- Task directions:
Filter the records below for the word "Float". Copy each line that holds it.

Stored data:
※ ※ ※

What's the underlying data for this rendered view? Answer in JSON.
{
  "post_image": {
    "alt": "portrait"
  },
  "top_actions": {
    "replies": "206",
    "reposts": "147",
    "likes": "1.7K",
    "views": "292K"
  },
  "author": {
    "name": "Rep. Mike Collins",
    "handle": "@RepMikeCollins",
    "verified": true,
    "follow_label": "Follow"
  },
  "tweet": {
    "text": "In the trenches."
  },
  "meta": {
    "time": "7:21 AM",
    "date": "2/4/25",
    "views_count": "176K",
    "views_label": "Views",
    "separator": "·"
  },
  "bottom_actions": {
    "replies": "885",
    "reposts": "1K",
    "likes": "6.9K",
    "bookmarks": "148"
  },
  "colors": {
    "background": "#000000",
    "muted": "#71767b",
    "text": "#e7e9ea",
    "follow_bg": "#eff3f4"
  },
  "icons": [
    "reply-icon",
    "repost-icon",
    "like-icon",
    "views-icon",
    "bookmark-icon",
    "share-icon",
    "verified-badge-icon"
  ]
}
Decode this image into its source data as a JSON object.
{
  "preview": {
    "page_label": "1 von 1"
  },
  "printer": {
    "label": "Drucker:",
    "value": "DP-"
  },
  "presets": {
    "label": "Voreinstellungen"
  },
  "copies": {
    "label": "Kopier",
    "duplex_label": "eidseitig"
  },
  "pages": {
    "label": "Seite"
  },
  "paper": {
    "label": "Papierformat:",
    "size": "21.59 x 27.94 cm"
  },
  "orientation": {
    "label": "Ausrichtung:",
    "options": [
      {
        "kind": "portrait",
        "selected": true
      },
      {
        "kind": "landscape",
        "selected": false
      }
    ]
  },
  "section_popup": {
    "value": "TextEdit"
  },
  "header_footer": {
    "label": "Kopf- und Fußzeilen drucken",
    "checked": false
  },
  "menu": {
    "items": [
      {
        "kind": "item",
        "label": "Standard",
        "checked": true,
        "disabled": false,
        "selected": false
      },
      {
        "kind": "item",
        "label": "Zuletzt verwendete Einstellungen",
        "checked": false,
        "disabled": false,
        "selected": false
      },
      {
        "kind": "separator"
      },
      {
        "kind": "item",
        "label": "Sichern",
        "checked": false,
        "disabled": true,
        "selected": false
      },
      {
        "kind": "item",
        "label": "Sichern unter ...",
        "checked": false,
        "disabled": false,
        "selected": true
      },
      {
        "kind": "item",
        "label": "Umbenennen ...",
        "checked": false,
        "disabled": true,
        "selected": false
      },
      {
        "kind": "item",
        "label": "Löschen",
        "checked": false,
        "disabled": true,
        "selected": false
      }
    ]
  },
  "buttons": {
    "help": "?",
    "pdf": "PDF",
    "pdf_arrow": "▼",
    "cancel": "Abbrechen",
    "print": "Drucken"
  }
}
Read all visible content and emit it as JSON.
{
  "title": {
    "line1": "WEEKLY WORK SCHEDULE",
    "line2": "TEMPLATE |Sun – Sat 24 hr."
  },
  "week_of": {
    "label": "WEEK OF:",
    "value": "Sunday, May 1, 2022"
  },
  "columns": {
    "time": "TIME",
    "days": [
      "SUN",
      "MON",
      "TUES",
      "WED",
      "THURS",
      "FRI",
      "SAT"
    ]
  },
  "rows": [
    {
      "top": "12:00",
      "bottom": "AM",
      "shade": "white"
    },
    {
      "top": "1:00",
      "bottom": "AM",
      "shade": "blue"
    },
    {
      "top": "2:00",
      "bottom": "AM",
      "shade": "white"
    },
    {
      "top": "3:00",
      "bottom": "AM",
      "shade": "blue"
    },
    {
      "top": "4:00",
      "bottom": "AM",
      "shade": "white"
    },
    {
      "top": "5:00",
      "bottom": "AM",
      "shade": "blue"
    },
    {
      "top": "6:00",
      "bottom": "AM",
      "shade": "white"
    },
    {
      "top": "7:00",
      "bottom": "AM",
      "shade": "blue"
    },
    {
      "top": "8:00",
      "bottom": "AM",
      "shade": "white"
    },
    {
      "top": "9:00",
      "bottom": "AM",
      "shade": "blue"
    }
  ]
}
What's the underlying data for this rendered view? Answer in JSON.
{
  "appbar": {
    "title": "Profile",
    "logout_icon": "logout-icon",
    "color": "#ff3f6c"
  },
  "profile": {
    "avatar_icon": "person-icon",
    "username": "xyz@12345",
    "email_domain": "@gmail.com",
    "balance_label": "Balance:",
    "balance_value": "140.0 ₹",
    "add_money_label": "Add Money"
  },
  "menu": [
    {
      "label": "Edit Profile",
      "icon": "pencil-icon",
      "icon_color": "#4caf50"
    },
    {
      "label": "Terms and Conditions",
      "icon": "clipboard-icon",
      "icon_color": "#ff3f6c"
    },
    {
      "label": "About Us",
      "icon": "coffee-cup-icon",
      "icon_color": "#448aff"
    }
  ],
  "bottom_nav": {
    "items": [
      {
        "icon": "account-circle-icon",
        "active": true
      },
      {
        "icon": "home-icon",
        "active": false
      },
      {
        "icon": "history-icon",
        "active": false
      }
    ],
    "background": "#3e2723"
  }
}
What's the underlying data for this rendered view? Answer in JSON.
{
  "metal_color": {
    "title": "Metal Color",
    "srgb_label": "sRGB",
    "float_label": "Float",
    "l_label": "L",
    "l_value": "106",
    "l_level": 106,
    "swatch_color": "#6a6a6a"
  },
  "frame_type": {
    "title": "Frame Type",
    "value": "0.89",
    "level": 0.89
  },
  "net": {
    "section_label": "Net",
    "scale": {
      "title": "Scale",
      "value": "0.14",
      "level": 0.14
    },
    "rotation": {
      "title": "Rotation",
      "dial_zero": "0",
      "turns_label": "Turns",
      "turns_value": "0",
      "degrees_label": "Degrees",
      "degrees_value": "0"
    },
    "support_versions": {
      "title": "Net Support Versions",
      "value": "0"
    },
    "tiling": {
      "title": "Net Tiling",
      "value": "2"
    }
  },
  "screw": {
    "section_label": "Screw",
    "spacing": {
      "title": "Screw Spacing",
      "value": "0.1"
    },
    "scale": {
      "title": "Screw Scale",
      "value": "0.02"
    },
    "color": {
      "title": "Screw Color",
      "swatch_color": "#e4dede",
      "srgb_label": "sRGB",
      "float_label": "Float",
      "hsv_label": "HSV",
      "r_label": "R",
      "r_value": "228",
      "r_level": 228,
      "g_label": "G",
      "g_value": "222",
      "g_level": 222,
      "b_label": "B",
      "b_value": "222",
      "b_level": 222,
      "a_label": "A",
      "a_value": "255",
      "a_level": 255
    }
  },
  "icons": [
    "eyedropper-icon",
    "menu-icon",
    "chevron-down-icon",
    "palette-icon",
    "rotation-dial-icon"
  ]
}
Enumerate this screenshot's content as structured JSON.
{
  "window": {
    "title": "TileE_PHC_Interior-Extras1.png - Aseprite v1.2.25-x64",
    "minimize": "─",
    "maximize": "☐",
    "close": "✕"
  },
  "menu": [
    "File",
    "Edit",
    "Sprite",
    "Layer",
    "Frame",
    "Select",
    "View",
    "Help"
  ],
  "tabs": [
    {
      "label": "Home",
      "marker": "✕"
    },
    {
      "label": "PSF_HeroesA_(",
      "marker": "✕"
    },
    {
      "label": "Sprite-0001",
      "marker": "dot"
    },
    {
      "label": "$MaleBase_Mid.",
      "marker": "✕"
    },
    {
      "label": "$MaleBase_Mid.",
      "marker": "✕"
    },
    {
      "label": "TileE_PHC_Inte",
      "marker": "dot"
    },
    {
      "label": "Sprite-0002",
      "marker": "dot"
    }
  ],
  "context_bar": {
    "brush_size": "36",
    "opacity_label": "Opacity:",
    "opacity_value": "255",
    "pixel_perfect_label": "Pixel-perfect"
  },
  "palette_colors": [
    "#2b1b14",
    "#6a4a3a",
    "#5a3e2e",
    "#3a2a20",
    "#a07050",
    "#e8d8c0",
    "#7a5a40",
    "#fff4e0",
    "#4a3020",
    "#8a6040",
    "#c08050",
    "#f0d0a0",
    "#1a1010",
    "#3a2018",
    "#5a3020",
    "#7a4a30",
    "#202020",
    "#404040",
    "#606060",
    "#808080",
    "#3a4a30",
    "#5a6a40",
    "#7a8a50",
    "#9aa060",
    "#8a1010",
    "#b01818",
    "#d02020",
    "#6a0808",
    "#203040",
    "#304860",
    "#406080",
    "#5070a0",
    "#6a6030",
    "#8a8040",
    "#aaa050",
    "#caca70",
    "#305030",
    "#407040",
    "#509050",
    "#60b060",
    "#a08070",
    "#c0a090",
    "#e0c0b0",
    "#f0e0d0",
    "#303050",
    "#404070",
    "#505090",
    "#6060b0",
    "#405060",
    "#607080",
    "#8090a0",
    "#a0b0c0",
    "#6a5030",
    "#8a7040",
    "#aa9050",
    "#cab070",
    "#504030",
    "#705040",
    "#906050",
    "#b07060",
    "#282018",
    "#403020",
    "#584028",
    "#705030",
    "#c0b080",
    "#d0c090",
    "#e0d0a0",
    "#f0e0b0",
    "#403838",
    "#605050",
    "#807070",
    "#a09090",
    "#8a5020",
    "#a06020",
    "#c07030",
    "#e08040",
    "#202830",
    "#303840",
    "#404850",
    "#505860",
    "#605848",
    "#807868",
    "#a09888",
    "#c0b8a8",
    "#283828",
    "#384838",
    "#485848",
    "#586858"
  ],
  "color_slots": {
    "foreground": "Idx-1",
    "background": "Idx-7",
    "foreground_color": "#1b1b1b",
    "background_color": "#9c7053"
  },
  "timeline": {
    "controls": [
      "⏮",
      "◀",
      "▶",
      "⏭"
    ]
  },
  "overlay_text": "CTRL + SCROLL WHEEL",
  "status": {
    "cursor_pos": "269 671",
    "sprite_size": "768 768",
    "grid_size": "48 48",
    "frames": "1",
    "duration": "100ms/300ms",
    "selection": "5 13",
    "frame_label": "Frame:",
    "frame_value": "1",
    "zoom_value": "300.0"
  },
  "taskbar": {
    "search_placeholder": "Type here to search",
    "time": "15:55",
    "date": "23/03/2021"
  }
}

※ ※ ※

- Solution to this task:
    "float_label": "Float",
      "float_label": "Float",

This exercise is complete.